- Directions: Below is a listing; copy all of it exactly.

Excerpt from a dataset:
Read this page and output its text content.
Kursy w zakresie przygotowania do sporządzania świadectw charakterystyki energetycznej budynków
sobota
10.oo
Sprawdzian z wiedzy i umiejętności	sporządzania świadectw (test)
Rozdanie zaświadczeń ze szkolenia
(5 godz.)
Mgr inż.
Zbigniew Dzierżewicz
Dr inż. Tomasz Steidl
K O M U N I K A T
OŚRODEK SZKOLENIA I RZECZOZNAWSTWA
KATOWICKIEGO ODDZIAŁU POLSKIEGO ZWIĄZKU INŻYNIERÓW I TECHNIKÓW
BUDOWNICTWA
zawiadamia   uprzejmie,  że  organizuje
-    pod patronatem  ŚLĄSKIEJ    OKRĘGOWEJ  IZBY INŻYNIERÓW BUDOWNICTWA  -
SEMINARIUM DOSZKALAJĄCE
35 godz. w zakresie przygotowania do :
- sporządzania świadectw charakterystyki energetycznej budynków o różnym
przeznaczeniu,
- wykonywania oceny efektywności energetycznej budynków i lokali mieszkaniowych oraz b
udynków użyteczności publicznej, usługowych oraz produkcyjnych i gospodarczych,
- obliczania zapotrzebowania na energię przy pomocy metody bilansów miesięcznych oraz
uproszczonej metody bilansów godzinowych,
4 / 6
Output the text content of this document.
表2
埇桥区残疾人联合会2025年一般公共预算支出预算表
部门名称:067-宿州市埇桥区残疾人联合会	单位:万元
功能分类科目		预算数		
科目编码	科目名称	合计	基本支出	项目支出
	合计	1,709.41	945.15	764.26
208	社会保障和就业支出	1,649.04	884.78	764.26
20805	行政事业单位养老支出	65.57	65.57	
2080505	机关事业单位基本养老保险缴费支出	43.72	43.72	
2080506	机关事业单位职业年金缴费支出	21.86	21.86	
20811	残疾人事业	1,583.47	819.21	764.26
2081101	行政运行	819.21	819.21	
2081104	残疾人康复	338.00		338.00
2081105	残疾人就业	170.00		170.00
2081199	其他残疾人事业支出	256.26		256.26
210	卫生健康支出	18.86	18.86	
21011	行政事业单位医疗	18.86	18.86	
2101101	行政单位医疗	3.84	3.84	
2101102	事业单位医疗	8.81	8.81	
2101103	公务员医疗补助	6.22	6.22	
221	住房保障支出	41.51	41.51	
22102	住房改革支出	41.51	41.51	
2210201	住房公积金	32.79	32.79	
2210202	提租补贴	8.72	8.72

- The completed task:
Read this page and output its text content.
Kursy w zakresie przygotowania do sporządzania świadectw charakterystyki energetycznej budynków
sobota
10.oo
Sprawdzian z wiedzy i umiejętności	sporządzania świadectw (test)
Rozdanie zaświadczeń ze szkolenia
(5 godz.)
Mgr inż.
Zbigniew Dzierżewicz
Dr inż. Tomasz Steidl
K O M U N I K A T
OŚRODEK SZKOLENIA I RZECZOZNAWSTWA
KATOWICKIEGO ODDZIAŁU POLSKIEGO ZWIĄZKU INŻYNIERÓW I TECHNIKÓW
BUDOWNICTWA
zawiadamia   uprzejmie,  że  organizuje
-    pod patronatem  ŚLĄSKIEJ    OKRĘGOWEJ  IZBY INŻYNIERÓW BUDOWNICTWA  -
SEMINARIUM DOSZKALAJĄCE
35 godz. w zakresie przygotowania do :
- sporządzania świadectw charakterystyki energetycznej budynków o różnym
przeznaczeniu,
- wykonywania oceny efektywności energetycznej budynków i lokali mieszkaniowych oraz b
udynków użyteczności publicznej, usługowych oraz produkcyjnych i gospodarczych,
- obliczania zapotrzebowania na energię przy pomocy metody bilansów miesięcznych oraz
uproszczonej metody bilansów godzinowych,
4 / 6
Output the text content of this document.
表2
埇桥区残疾人联合会2025年一般公共预算支出预算表
部门名称:067-宿州市埇桥区残疾人联合会	单位:万元
功能分类科目		预算数		
科目编码	科目名称	合计	基本支出	项目支出
	合计	1,709.41	945.15	764.26
208	社会保障和就业支出	1,649.04	884.78	764.26
20805	行政事业单位养老支出	65.57	65.57	
2080505	机关事业单位基本养老保险缴费支出	43.72	43.72	
2080506	机关事业单位职业年金缴费支出	21.86	21.86	
20811	残疾人事业	1,583.47	819.21	764.26
2081101	行政运行	819.21	819.21	
2081104	残疾人康复	338.00		338.00
2081105	残疾人就业	170.00		170.00
2081199	其他残疾人事业支出	256.26		256.26
210	卫生健康支出	18.86	18.86	
21011	行政事业单位医疗	18.86	18.86	
2101101	行政单位医疗	3.84	3.84	
2101102	事业单位医疗	8.81	8.81	
2101103	公务员医疗补助	6.22	6.22	
221	住房保障支出	41.51	41.51	
22102	住房改革支出	41.51	41.51	
2210201	住房公积金	32.79	32.79	
2210202	提租补贴	8.72	8.72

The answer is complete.